INSTRUCTION:
Output each line exactly as it appears, skipping any embedded picture.

TASK INPUT:
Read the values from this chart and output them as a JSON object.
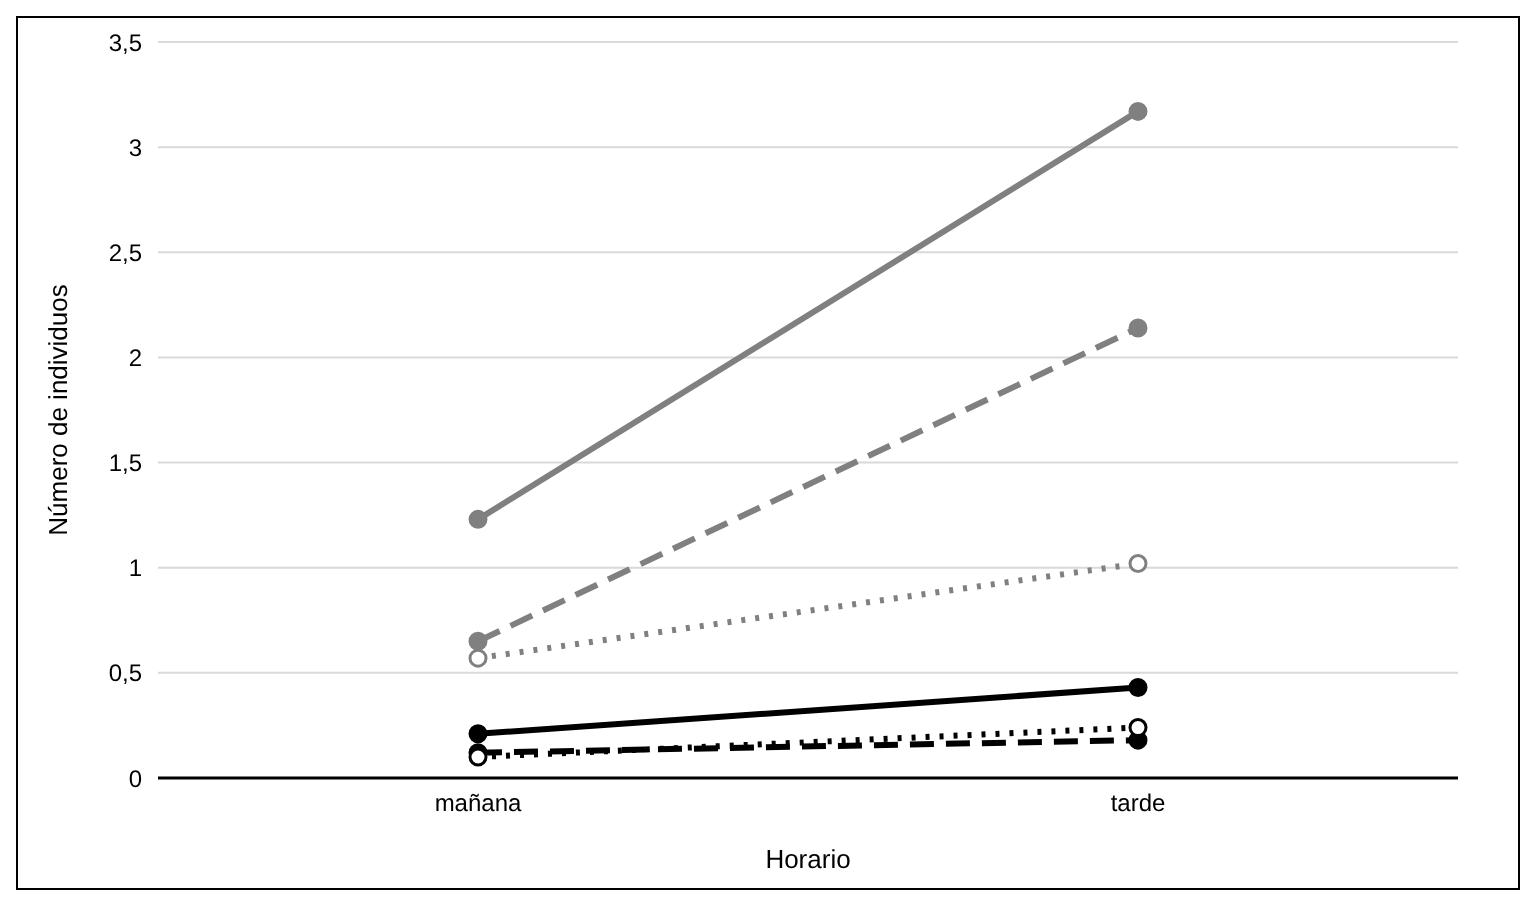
{
  "chart_data": {
    "type": "line",
    "xlabel": "Horario",
    "ylabel": "Número de individuos",
    "categories": [
      "mañana",
      "tarde"
    ],
    "ylim": [
      0,
      3.5
    ],
    "yticks": [
      0,
      {
        "value": 0.5,
        "label": "0,5"
      },
      1,
      {
        "value": 1.5,
        "label": "1,5"
      },
      2,
      {
        "value": 2.5,
        "label": "2,5"
      },
      3,
      {
        "value": 3.5,
        "label": "3,5"
      }
    ],
    "grid": "y",
    "marker": "circle",
    "series": [
      {
        "color": "#808080",
        "line_style": "solid",
        "values": [
          1.23,
          3.17
        ]
      },
      {
        "color": "#808080",
        "line_style": "dashed",
        "values": [
          0.65,
          2.14
        ]
      },
      {
        "color": "#808080",
        "line_style": "dotted",
        "values": [
          0.57,
          1.02
        ]
      },
      {
        "color": "#000000",
        "line_style": "solid",
        "values": [
          0.21,
          0.43
        ]
      },
      {
        "color": "#000000",
        "line_style": "dashed",
        "values": [
          0.12,
          0.18
        ]
      },
      {
        "color": "#000000",
        "line_style": "dotted",
        "values": [
          0.1,
          0.24
        ]
      }
    ]
  }
}
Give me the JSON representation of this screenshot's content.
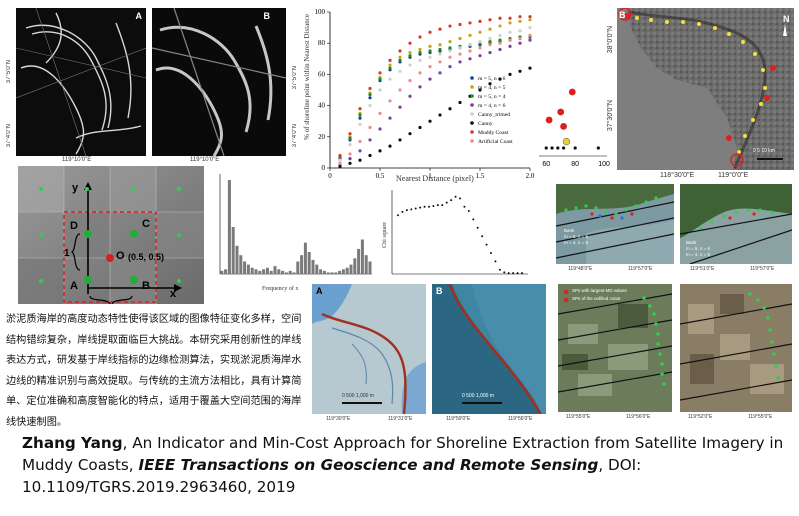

RESPONSE TO THIS EXERCISE:
Read the values from this chart and output them as a JSON object.
{
  "chart_data": {
    "type": "line",
    "xlabel": "Horario",
    "ylabel": "Número de individuos",
    "categories": [
      "mañana",
      "tarde"
    ],
    "ylim": [
      0,
      3.5
    ],
    "yticks": [
      0,
      {
        "value": 0.5,
        "label": "0,5"
      },
      1,
      {
        "value": 1.5,
        "label": "1,5"
      },
      2,
      {
        "value": 2.5,
        "label": "2,5"
      },
      3,
      {
        "value": 3.5,
        "label": "3,5"
      }
    ],
    "grid": "y",
    "marker": "circle",
    "series": [
      {
        "color": "#808080",
        "line_style": "solid",
        "values": [
          1.23,
          3.17
        ]
      },
      {
        "color": "#808080",
        "line_style": "dashed",
        "values": [
          0.65,
          2.14
        ]
      },
      {
        "color": "#808080",
        "line_style": "dotted",
        "values": [
          0.57,
          1.02
        ]
      },
      {
        "color": "#000000",
        "line_style": "solid",
        "values": [
          0.21,
          0.43
        ]
      },
      {
        "color": "#000000",
        "line_style": "dashed",
        "values": [
          0.12,
          0.18
        ]
      },
      {
        "color": "#000000",
        "line_style": "dotted",
        "values": [
          0.1,
          0.24
        ]
      }
    ]
  }
}
Give me the JSON representation of this screenshot's content.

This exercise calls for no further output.